* [What needs to be done]: Look through the data below. Pick out the lines holding the string "text".

* [Stored dataset items]:

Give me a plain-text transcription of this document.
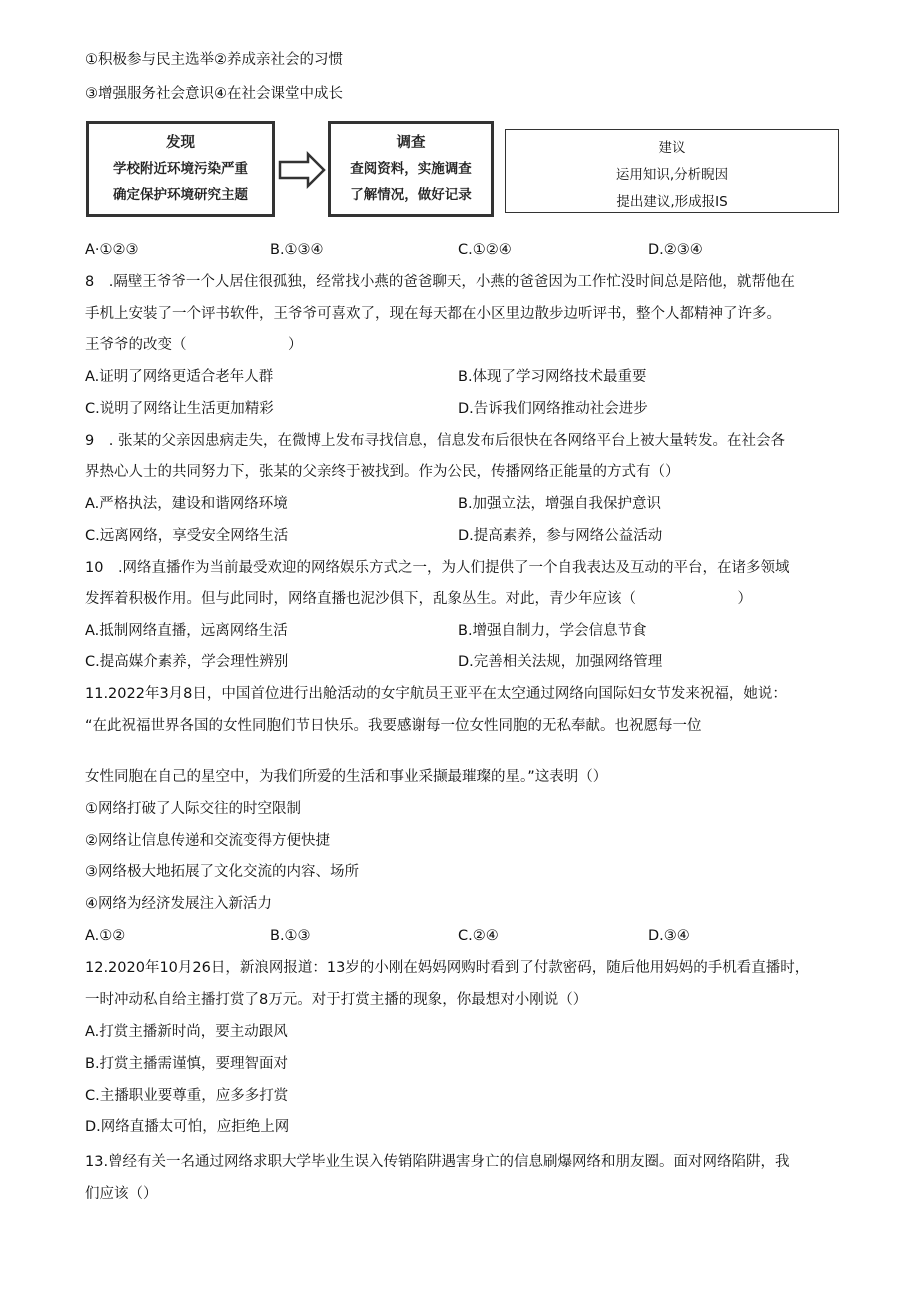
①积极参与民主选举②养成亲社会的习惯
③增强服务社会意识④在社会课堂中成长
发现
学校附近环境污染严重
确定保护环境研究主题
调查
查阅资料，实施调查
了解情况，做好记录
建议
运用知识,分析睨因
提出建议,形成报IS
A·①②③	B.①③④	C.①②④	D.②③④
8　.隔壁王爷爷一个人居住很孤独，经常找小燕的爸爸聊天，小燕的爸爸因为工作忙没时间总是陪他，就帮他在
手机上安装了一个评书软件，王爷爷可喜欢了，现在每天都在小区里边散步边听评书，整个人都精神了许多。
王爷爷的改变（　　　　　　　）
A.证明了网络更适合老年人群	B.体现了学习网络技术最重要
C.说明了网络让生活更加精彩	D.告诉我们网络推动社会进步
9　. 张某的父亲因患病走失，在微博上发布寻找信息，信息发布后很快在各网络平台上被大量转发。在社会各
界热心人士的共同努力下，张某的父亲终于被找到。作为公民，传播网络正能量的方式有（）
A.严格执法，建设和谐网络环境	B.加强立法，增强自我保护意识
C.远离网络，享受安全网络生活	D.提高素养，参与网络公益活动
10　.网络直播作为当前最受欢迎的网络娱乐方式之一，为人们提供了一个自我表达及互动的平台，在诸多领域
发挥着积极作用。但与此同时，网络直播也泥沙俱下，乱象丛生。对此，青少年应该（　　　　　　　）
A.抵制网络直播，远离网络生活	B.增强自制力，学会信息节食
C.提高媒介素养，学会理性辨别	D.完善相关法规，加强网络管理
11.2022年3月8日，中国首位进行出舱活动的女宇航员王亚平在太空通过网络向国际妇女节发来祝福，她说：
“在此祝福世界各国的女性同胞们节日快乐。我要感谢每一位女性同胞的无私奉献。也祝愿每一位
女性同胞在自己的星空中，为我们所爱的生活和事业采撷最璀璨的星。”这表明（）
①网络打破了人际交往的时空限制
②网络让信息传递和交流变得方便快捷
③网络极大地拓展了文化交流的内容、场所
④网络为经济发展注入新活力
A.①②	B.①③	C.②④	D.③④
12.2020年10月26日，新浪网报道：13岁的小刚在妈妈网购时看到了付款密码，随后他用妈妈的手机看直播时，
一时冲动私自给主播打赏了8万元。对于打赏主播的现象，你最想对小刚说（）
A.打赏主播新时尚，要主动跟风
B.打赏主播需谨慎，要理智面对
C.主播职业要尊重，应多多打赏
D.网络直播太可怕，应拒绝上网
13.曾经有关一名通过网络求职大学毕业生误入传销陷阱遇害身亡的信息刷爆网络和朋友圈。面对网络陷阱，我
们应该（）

==

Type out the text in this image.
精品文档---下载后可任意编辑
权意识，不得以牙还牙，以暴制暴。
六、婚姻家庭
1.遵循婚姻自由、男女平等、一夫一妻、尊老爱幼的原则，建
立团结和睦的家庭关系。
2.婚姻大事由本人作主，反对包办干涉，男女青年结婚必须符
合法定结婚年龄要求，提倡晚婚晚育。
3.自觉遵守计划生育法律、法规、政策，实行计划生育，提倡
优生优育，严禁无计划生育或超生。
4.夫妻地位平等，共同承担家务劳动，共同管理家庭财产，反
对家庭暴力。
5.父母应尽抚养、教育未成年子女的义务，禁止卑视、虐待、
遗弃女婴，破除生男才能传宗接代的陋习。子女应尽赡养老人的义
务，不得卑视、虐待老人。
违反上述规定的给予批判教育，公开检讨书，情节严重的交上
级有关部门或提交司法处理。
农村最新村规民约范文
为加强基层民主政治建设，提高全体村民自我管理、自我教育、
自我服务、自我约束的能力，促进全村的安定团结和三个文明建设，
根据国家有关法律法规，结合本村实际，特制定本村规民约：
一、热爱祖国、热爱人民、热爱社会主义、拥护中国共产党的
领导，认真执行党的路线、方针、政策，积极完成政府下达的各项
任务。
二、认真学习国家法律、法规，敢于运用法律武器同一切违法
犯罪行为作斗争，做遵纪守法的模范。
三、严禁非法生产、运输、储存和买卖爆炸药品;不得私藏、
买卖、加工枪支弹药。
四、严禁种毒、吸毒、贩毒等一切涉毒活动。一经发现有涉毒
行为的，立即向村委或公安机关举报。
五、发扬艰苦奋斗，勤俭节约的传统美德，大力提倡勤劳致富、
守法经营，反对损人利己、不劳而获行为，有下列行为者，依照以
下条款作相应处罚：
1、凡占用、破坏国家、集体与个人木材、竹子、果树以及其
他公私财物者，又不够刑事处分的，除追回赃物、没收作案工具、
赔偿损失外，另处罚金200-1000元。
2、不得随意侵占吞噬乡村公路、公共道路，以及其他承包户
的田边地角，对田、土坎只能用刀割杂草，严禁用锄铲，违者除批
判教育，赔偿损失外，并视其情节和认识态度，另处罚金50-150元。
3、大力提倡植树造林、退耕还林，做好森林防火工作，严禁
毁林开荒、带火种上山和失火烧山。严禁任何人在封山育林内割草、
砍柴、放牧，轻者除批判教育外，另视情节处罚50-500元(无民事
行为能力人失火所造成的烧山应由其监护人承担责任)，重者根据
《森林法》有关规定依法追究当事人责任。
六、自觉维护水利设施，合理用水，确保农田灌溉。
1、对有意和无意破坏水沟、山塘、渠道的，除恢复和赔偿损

* [Answer]:
Give me a plain-text transcription of this document.
Type out the text in this image.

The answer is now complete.